◆ OBJECTIVE:
Select every line below containing the word "ylabel".

◆ RECORDS SUPPLIED:
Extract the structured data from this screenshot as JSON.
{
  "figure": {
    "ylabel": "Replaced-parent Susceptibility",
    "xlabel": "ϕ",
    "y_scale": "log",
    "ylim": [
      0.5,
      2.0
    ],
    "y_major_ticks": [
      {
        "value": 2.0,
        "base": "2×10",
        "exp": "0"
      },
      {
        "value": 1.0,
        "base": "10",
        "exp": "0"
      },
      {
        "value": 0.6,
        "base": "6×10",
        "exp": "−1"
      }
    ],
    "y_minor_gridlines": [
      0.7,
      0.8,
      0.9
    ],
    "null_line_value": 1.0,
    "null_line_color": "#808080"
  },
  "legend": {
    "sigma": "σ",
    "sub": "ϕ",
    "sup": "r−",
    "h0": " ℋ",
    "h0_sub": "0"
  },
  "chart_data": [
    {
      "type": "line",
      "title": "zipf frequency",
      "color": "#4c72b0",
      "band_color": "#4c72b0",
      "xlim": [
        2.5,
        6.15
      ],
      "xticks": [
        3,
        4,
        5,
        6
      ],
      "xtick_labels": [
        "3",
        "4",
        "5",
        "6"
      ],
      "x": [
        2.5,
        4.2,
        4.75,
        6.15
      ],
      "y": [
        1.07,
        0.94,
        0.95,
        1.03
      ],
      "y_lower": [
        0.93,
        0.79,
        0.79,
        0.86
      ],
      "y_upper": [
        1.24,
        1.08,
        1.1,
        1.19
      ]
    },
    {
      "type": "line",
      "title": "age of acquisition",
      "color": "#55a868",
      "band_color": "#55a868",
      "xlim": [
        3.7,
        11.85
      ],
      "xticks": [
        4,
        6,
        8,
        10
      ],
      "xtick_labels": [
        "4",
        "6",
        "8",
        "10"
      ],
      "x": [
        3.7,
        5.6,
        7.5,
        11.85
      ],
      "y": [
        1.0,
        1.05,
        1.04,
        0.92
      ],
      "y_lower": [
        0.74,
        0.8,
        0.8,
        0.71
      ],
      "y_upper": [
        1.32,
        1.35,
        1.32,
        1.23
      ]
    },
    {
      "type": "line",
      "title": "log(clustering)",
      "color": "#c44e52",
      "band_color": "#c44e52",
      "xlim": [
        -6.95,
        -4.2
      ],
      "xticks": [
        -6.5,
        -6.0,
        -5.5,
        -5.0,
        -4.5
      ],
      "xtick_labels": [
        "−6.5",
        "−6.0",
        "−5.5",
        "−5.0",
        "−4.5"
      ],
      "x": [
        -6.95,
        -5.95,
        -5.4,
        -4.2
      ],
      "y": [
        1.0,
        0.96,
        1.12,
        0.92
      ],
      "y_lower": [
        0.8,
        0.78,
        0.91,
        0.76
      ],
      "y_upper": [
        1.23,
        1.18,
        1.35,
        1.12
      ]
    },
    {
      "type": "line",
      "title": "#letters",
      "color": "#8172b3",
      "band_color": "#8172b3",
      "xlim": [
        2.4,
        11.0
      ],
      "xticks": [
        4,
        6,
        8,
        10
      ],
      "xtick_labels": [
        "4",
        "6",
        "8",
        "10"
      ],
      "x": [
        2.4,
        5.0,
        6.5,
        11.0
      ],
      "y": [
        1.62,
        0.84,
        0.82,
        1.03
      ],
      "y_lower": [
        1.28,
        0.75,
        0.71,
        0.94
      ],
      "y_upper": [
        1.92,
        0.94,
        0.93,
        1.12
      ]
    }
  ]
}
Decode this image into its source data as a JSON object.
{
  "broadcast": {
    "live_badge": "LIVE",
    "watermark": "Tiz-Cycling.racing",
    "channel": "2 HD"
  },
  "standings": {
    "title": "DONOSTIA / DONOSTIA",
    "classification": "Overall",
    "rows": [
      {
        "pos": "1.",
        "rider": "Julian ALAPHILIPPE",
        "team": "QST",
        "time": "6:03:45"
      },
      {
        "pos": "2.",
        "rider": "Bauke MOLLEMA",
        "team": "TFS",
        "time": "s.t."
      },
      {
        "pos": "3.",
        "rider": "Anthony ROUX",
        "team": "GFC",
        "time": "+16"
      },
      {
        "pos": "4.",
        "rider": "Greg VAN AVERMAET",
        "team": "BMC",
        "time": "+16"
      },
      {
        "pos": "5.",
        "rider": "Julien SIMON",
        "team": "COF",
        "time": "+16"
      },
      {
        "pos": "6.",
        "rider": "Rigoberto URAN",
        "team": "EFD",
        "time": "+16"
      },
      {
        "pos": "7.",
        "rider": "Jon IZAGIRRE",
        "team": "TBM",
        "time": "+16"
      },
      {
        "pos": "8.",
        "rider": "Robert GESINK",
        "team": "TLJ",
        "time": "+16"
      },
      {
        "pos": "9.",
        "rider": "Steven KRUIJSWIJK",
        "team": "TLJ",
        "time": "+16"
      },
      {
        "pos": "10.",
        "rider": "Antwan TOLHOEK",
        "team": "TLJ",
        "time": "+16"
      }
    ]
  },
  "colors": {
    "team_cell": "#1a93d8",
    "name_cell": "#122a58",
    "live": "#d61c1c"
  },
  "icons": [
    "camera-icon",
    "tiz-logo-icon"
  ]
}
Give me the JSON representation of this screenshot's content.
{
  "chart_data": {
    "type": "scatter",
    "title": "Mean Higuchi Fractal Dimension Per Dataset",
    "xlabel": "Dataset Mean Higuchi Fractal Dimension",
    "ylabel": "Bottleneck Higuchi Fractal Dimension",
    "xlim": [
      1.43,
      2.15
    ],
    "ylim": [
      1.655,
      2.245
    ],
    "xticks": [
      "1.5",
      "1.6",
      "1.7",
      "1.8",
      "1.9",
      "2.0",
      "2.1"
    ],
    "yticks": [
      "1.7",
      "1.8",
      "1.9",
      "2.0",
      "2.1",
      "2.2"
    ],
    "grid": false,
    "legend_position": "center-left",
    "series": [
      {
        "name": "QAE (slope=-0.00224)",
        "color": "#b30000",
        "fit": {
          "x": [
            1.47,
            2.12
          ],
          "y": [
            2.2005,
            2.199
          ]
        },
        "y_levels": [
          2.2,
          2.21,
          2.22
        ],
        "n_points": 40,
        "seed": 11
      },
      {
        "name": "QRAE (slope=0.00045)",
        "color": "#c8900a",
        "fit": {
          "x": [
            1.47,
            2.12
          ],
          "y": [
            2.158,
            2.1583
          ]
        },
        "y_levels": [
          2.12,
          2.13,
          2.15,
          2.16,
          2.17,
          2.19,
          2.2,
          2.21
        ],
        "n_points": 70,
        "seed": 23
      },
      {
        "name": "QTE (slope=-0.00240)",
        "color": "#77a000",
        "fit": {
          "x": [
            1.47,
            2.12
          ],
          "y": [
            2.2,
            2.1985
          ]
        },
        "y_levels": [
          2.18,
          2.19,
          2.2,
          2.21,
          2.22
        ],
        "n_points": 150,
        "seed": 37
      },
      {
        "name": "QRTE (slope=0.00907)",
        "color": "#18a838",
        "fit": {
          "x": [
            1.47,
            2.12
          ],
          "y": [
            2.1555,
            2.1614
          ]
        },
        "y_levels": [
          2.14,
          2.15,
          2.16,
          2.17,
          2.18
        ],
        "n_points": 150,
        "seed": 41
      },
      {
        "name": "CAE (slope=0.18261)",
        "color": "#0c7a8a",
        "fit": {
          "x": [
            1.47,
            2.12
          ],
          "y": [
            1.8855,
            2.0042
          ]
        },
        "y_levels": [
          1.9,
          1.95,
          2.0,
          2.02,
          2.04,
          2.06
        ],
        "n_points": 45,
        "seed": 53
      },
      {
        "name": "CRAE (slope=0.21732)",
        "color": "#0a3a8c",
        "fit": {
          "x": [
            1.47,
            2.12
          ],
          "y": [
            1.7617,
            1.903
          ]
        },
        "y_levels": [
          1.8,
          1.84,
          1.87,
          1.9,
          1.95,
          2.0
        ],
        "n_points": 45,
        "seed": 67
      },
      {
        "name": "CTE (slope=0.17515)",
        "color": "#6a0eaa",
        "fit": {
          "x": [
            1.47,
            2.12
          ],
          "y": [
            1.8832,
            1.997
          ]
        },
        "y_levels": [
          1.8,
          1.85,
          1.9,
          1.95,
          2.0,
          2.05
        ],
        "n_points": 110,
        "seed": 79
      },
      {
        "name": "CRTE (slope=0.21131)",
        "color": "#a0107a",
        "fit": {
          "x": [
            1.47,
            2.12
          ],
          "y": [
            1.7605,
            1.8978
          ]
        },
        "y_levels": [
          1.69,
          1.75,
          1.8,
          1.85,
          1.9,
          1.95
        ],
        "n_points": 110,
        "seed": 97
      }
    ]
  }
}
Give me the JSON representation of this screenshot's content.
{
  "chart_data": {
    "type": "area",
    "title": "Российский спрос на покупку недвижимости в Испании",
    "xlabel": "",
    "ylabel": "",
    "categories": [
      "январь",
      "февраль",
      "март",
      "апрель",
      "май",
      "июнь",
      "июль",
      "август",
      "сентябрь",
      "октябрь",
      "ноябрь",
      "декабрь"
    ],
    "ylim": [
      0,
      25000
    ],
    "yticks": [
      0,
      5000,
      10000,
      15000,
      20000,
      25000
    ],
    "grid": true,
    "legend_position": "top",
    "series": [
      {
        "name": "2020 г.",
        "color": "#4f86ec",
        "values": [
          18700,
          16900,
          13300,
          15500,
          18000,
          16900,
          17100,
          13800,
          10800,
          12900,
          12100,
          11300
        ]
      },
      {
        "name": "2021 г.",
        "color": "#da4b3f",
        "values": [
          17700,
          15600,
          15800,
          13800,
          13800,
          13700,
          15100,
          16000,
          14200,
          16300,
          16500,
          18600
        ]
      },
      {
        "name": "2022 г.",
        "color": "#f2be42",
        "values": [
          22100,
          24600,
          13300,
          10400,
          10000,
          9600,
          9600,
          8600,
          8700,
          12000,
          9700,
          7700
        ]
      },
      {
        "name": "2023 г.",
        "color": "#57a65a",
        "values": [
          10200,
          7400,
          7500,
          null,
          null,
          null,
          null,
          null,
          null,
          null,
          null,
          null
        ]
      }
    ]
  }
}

◆ WRITTEN SOLUTION:
    "ylabel": "Replaced-parent Susceptibility",
    "ylabel": "Bottleneck Higuchi Fractal Dimension",
    "ylabel": "",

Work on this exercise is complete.